Problem: Some lines in the material below hold the word "JSON". Copy all of them.

Data listing:
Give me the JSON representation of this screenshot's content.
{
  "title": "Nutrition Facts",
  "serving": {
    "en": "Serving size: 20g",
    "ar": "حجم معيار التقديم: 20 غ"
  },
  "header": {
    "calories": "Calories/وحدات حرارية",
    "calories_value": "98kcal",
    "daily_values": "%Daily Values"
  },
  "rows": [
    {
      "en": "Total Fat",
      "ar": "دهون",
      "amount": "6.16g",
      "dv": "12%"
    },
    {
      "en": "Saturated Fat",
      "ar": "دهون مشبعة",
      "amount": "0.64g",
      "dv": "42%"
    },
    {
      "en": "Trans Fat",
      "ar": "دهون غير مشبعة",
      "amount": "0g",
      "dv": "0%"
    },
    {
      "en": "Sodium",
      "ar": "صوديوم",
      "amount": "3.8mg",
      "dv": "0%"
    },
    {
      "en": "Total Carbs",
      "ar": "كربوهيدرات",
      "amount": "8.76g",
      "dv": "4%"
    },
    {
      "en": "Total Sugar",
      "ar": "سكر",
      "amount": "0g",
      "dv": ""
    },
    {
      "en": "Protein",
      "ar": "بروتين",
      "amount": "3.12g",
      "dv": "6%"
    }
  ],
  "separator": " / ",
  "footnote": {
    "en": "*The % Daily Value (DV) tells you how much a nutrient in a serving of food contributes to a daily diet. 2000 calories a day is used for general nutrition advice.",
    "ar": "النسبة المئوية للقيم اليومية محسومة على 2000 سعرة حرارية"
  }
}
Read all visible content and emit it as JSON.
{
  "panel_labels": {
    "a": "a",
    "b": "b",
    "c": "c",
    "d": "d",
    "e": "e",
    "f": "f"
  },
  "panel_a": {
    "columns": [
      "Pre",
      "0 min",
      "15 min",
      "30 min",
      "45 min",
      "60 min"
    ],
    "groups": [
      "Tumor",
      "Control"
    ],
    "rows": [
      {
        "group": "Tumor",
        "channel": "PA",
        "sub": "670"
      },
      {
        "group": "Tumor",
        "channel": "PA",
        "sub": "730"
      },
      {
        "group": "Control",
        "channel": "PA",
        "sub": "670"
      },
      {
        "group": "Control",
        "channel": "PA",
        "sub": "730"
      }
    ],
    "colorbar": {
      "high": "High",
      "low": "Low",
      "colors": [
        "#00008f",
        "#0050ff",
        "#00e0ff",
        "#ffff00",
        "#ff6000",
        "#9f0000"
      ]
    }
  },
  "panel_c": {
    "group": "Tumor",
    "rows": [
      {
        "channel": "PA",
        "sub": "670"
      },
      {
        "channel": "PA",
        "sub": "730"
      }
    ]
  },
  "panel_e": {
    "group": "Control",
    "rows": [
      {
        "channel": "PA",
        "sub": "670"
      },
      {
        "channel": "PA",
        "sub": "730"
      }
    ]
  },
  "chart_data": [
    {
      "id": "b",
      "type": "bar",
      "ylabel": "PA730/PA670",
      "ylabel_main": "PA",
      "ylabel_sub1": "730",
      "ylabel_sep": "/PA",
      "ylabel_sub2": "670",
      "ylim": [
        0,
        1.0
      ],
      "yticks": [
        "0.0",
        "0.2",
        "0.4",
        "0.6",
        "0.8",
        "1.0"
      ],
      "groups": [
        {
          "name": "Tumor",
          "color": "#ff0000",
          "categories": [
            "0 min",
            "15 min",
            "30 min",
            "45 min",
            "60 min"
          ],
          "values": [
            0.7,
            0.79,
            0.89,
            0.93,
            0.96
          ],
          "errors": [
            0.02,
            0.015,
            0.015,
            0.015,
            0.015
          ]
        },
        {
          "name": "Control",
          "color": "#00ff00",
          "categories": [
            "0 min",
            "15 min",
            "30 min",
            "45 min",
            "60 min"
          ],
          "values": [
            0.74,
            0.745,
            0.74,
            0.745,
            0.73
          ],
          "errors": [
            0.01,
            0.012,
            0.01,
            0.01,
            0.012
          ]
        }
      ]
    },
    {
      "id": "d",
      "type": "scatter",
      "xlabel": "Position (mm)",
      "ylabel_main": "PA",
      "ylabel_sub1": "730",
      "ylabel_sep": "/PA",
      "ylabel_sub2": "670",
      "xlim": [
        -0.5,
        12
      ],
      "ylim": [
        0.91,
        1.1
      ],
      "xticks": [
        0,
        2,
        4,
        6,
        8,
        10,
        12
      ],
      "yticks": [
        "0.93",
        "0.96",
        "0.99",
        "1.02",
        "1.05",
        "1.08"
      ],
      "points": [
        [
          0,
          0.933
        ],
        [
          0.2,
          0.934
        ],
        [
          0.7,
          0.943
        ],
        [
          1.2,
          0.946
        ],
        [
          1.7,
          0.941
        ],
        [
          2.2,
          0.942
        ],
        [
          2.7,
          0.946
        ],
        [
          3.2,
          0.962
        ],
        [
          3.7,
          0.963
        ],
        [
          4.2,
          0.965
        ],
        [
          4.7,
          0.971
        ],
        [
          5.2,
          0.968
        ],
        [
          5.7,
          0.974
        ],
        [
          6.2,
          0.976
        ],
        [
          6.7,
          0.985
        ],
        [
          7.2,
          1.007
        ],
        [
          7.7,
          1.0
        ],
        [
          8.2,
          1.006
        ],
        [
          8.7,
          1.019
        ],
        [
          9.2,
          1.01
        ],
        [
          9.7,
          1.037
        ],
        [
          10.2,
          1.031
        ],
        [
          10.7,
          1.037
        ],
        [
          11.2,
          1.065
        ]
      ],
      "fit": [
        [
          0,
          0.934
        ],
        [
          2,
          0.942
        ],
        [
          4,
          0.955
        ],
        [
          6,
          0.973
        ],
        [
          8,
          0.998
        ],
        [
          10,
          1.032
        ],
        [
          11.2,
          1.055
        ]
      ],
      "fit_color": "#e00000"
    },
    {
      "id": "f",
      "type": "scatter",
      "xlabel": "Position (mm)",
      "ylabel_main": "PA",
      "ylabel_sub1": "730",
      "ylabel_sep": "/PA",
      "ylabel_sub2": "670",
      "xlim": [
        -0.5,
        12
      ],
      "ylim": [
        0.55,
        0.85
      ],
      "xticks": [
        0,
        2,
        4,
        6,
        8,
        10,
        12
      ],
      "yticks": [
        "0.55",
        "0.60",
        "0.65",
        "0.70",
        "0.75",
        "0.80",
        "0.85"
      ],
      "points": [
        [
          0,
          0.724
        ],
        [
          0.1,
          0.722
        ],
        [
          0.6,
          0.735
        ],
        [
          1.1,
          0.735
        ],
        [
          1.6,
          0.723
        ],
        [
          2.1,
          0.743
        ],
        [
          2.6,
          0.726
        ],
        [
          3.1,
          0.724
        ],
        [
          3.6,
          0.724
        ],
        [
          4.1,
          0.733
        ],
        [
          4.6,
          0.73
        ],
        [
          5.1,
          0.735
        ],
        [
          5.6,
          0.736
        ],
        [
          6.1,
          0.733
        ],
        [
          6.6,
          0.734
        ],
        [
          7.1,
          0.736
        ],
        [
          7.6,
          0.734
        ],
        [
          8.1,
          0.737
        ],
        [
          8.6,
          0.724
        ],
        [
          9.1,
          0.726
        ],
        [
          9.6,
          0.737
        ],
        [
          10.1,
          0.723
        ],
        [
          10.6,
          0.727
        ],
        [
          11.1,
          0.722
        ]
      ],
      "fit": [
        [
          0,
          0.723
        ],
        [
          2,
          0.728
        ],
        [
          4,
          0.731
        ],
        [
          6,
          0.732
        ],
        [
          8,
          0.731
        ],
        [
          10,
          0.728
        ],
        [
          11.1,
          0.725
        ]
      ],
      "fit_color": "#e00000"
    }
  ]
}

Reply:
Give me the JSON representation of this screenshot's content.
Read all visible content and emit it as JSON.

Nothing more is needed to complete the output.